DIRECTIVE A
List the title of every post in the blog text.
DIRECTIVE B
According to the blog text, in what year was the Queensland Moreton Bay Fig in Ventura planted?
DIRECTIVE C
Pick up the blog text about the composers' meeting in Studio City after its final sentence and keep writing.
::: TEXT SECTION
Friday, August 15, 2014

"No worries"

When we first moved to Los Feliz, I was sitting in the Coffee Bean one day and a fellow customer asked if she could take the spare chair at my table. I said, "No worries," and she took it but then turned back:

"Are you Australian?"

"Was it the accent?" I asked.

"No, it was 'no worries'," she said.

Since then, in the last six months, I've heard Americans saying "no worries" several times. Is this how phrases catch on? Should I start saying, "No sweat" and see what happens?

Monday, July 21, 2014

The Not Quite Tamed West

The Los Angeles River comes around Griffith Park from the San Fernando Valley (I admit I used the zoom to conceal the concreted banks...and couldn't do much about the wires).


(Note to self: must do a more substantial blog again soon)

Wednesday, June 25, 2014

Venturing to Ventura

Only two hours up the coast from LA lies Ventura -


- the old 1782 mission town.


Like so many Californian beachside town it's got its quaint old cinemas:



But how interesting is this? A Queensland Moreton Bay Fig planted here in 1874? What was the thinking behind this choice? It'd be interesting to read the 'minutes'.


"Birthplace of Perry Mason"?


That I can more readily understand.

Cheers,



Thursday, June 12, 2014

Seattle

I went up to Seattle for the League of American Orchestras' conference headed, this year, 'Critical Questions/Countless Solutions', a great theme for a 21st century orchestral conference which I get to write about in the August edition of The Podium.

But my abiding image of Seattle itself, since I saw none of the famous rain, was the volcano on its outskirts.


and which here, from the Space Needle, looks like it's floating in cloud behind the city.



My article on the League of American Orchestra's conference appears in a blog dated 28 October, 2014.




Friday, May 16, 2014

Score reading in Studio City - Getting 'under the hood'



The cabaret room of Vitello's in Studio City (the same suburb where Mack Sennett built his film lot in 1927; where The Brady Bunch lived in the early 1970s) is not the sort of place you'd expect to find composer activity on a Friday morning. But once a month, of a Friday, 50+ LA composers meet there as members of the Academy of Scoring Arts.
::::::
::: DATASET EXCERPTS
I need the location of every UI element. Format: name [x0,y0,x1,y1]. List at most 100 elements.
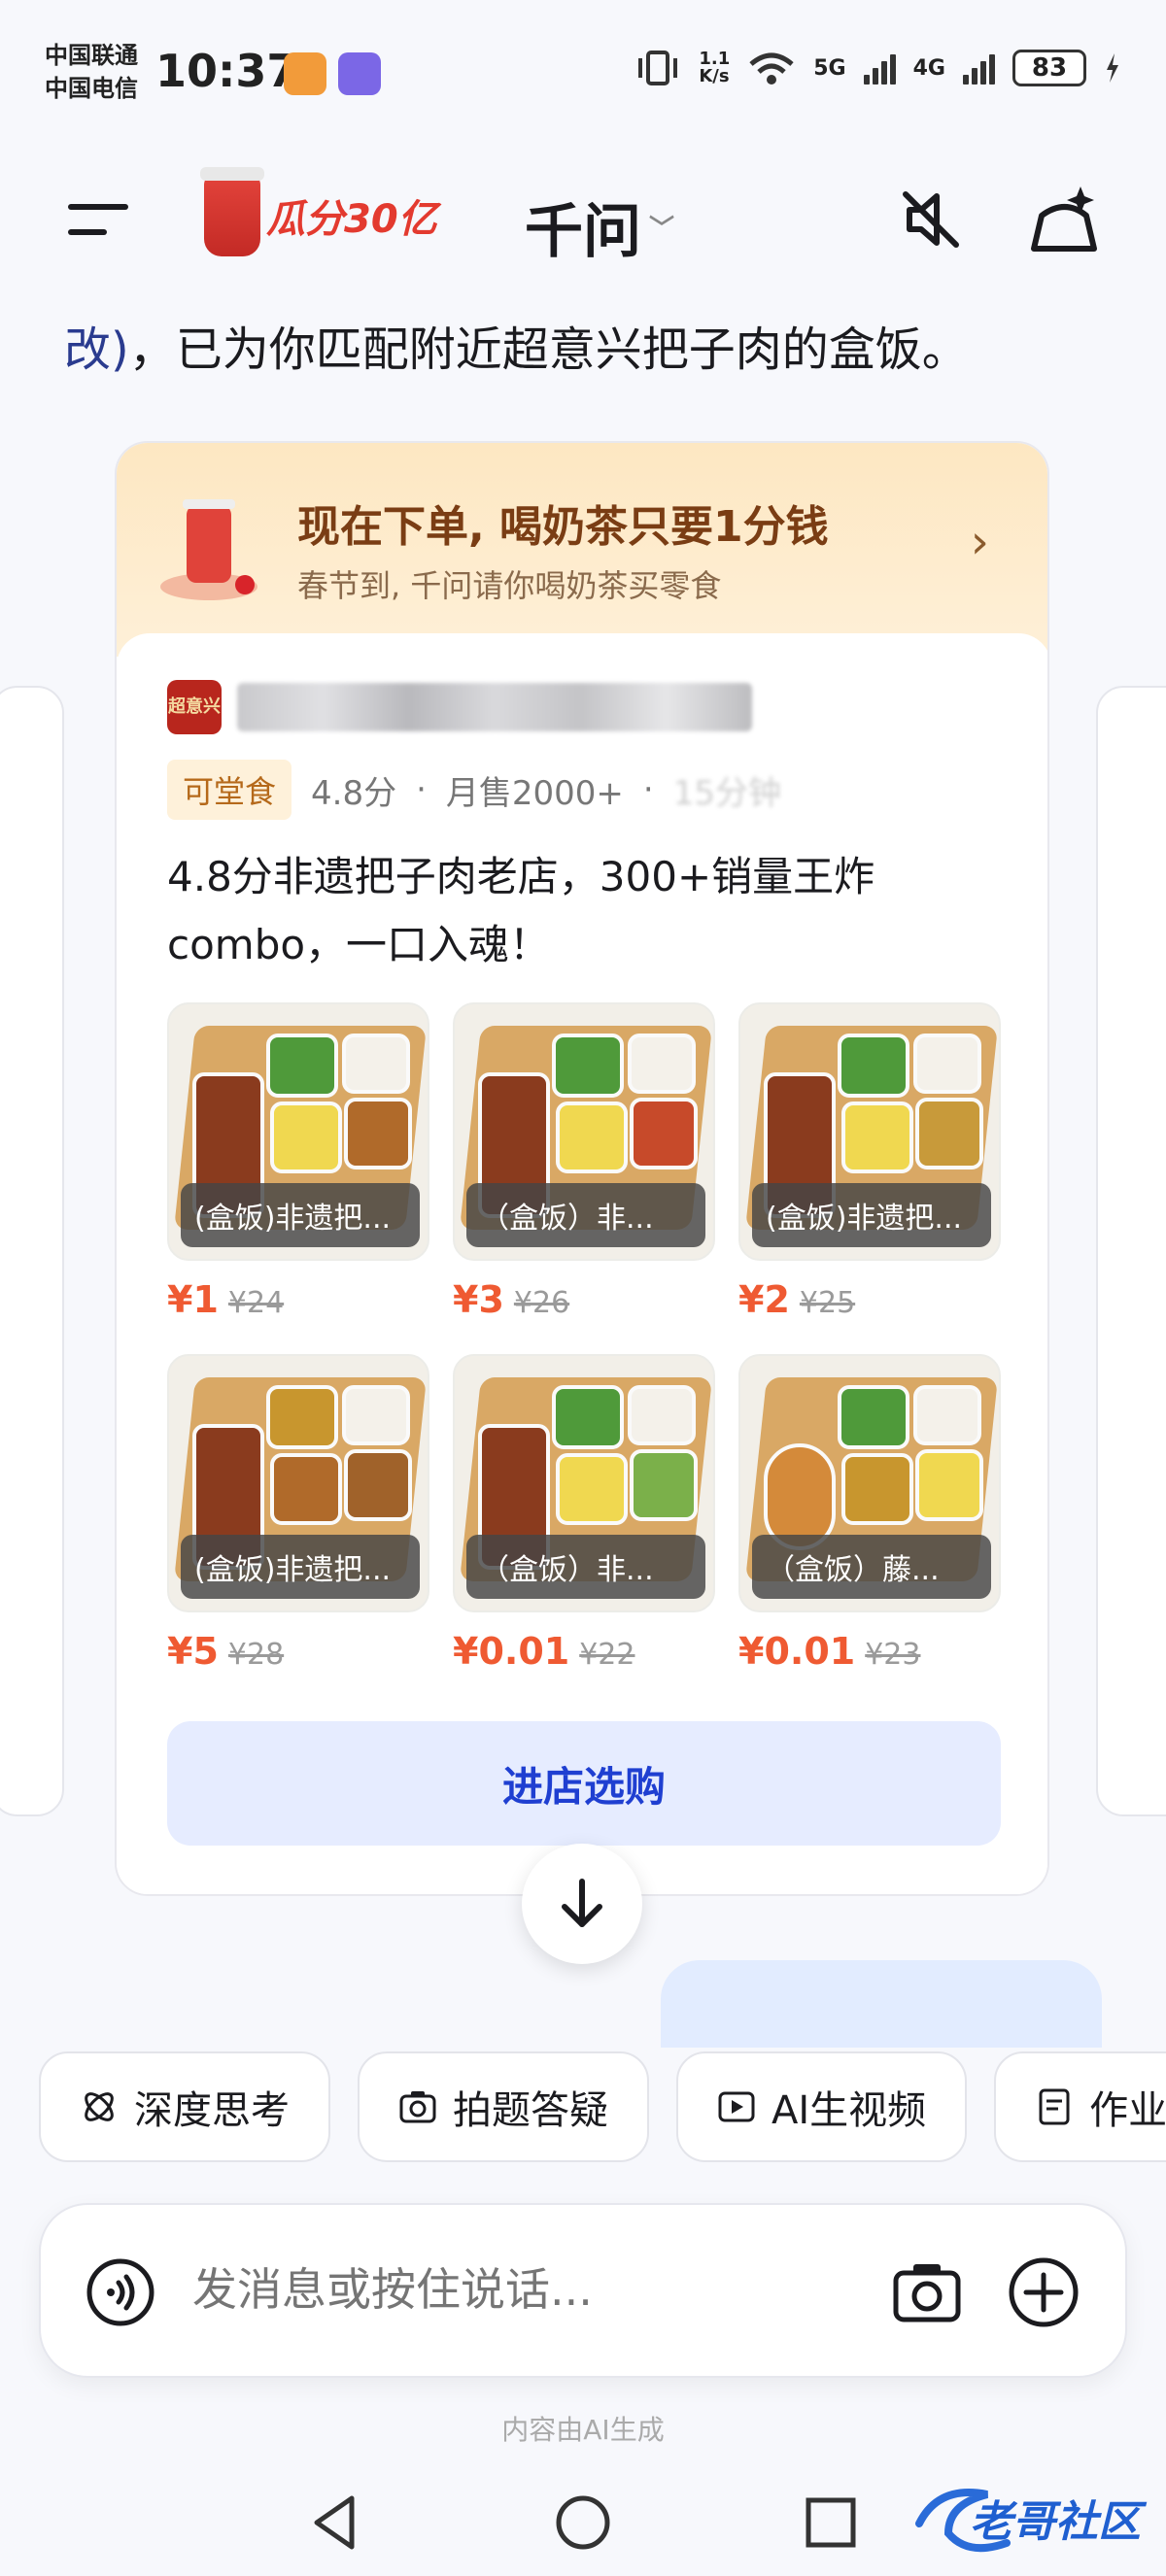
dish-item[interactable]: (盒饭)非遗把... ¥2 ¥25 [738,1002,1001,1321]
arrow-down-icon [562,1879,602,1927]
net-type-2: 4G [912,55,945,81]
store-sales: 月售2000+ [445,773,624,813]
charging-icon [1107,53,1118,83]
dish-image: (盒饭)非遗把... [167,1354,429,1612]
dish-name: （盒饭）非... [466,1183,705,1247]
dish-price: ¥0.01 [738,1630,856,1673]
dish-image: （盒饭）藤... [738,1354,1001,1612]
message-input[interactable] [192,2263,873,2316]
chip-deep-thinking[interactable]: 深度思考 [39,2051,330,2162]
dish-item[interactable]: （盒饭）藤... ¥0.01 ¥23 [738,1354,1001,1673]
assistant-message: 改)，已为你匹配附近超意兴把子肉的盒饭。 [64,311,969,379]
clock: 10:37 [155,45,298,97]
store-rating: 4.8分 [311,773,397,813]
dish-original-price: ¥28 [227,1638,285,1672]
dish-image: （盒饭）非... [453,1002,715,1261]
carrier-info: 中国联通 中国电信 [45,39,138,105]
promo-text: 瓜分30亿 [266,197,437,242]
chip-label: 深度思考 [134,2088,290,2133]
dish-item[interactable]: (盒饭)非遗把... ¥5 ¥28 [167,1354,429,1673]
dish-original-price: ¥25 [799,1286,856,1320]
app-title: 千问 [525,198,641,266]
chip-photo-question[interactable]: 拍题答疑 [358,2051,649,2162]
dish-name: （盒饭）非... [466,1535,705,1599]
status-icons: 1.1 K/s 5G 4G 83 [634,49,1121,87]
meta-separator: · [416,770,427,809]
price-row: ¥0.01 ¥23 [738,1630,1001,1673]
dish-price: ¥1 [167,1278,219,1321]
milk-tea-promo-icon [160,499,257,600]
heart-app-icon [284,52,326,95]
chip-label: 作业 [1089,2088,1166,2133]
speaker-muted-icon[interactable] [892,181,970,258]
store-name-row[interactable]: 超意兴 [167,680,752,734]
dish-item[interactable]: （盒饭）非... ¥3 ¥26 [453,1002,715,1321]
store-card: 现在下单, 喝奶茶只要1分钱 春节到, 千问请你喝奶茶买零食 › 超意兴 可堂食… [115,441,1049,1896]
message-accent: 改) [64,322,129,377]
dish-original-price: ¥26 [513,1286,570,1320]
carrier-1: 中国联通 [45,42,138,69]
camera-icon[interactable] [890,2255,964,2329]
signal-icon-2 [963,51,995,85]
sparkle-compose-icon[interactable] [1026,181,1104,258]
chip-label: AI生视频 [772,2088,927,2133]
ai-disclaimer: 内容由AI生成 [501,2414,665,2446]
atom-icon [85,2092,114,2121]
store-content: 超意兴 可堂食 4.8分 · 月售2000+ · 15分钟 4.8分非遗把子肉老… [117,633,1047,1894]
price-row: ¥5 ¥28 [167,1630,429,1673]
banner-subtitle: 春节到, 千问请你喝奶茶买零食 [297,567,722,604]
watermark-text: 老哥社区 [970,2497,1141,2547]
back-icon[interactable] [301,2489,369,2557]
previous-store-card[interactable] [0,686,64,1816]
chip-ai-video[interactable]: AI生视频 [676,2051,968,2162]
dish-item[interactable]: (盒饭)非遗把... ¥1 ¥24 [167,1002,429,1321]
dish-name: (盒饭)非遗把... [181,1183,420,1247]
wifi-icon [749,52,794,85]
dish-price: ¥0.01 [453,1630,570,1673]
next-store-card[interactable] [1096,686,1166,1816]
battery-indicator: 83 [1012,50,1086,86]
home-icon[interactable] [549,2489,617,2557]
status-bar: 中国联通 中国电信 10:37 1.1 K/s 5G 4G 83 [0,0,1166,146]
net-speed: 1.1 K/s [699,49,731,86]
recents-icon[interactable] [797,2489,865,2557]
scroll-down-button[interactable] [522,1844,642,1964]
dish-item[interactable]: （盒饭）非... ¥0.01 ¥22 [453,1354,715,1673]
enter-store-button[interactable]: 进店选购 [167,1721,1001,1846]
dish-grid: (盒饭)非遗把... ¥1 ¥24 （盒饭）非... ¥3 ¥26 (盒饭)非遗… [167,1002,1001,1673]
dish-original-price: ¥24 [227,1286,285,1320]
voice-input-icon[interactable] [86,2257,155,2327]
vibrate-icon [638,51,678,85]
dish-original-price: ¥23 [865,1638,921,1672]
dish-name: (盒饭)非遗把... [181,1535,420,1599]
menu-icon[interactable] [66,200,134,239]
dish-price: ¥3 [453,1278,504,1321]
app-header: 瓜分30亿 千问 ﹀ [0,155,1166,282]
dine-in-tag: 可堂食 [167,760,292,820]
watermark-logo: 老哥社区 [909,2475,1152,2562]
camera-scan-icon [399,2091,436,2123]
price-row: ¥2 ¥25 [738,1278,1001,1321]
chevron-right-icon: › [970,515,989,569]
shield-app-icon [338,52,381,95]
model-selector[interactable]: 千问 ﹀ [525,185,674,269]
plus-icon[interactable] [1007,2255,1080,2329]
promo-logo[interactable]: 瓜分30亿 [200,167,437,256]
quick-action-chips: 深度思考 拍题答疑 AI生视频 作业 [39,2051,1166,2162]
dish-name: (盒饭)非遗把... [752,1183,991,1247]
video-plus-icon [718,2091,755,2122]
net-type-1: 5G [813,55,846,81]
chevron-down-icon: ﹀ [649,215,675,244]
document-icon [1039,2088,1070,2125]
price-row: ¥0.01 ¥22 [453,1630,715,1673]
promo-banner[interactable]: 现在下单, 喝奶茶只要1分钱 春节到, 千问请你喝奶茶买零食 › [117,443,1047,657]
meta-separator: · [642,770,654,809]
dish-price: ¥2 [738,1278,790,1321]
dish-name: （盒饭）藤... [752,1535,991,1599]
carrier-2: 中国电信 [45,75,138,102]
chip-homework[interactable]: 作业 [994,2051,1166,2162]
dish-price: ¥5 [167,1630,219,1673]
user-message-bubble [661,1960,1102,2048]
dish-image: (盒饭)非遗把... [738,1002,1001,1261]
store-name-blurred [237,683,752,731]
::::::
TASK RESULT A
"No worries"
The Not Quite Tamed West
Venturing to Ventura
Seattle
Score reading in Studio City - Getting 'under the hood'

TASK RESULT B
1874.

TASK RESULT C
The morning comprises not only breakfast but Adventures in Listening, an
hour's critiquing of each other's anonymously-submitted demo-CDs, followed by The Ravel Study Group - an hour-long, bar-by-bar, stave-by-stave study of orchestral scores. The last hour is always a guest.  On the mornings I've been there, the guests have included Mike Lang with his Trio, Tyler Bates who co-wrote the theme for Californication, Jonathan Wilson (maker of guitarviols), Emmy-winner Richard Bellis (who won for his theme to Stephen King's It) and Eddie Karam (who worked with John Williams on the orchestration of Harry Potter films after reconstructing the lost scores of Busby Berkeley musicals for Williams and the Boston Pops at a week's notice).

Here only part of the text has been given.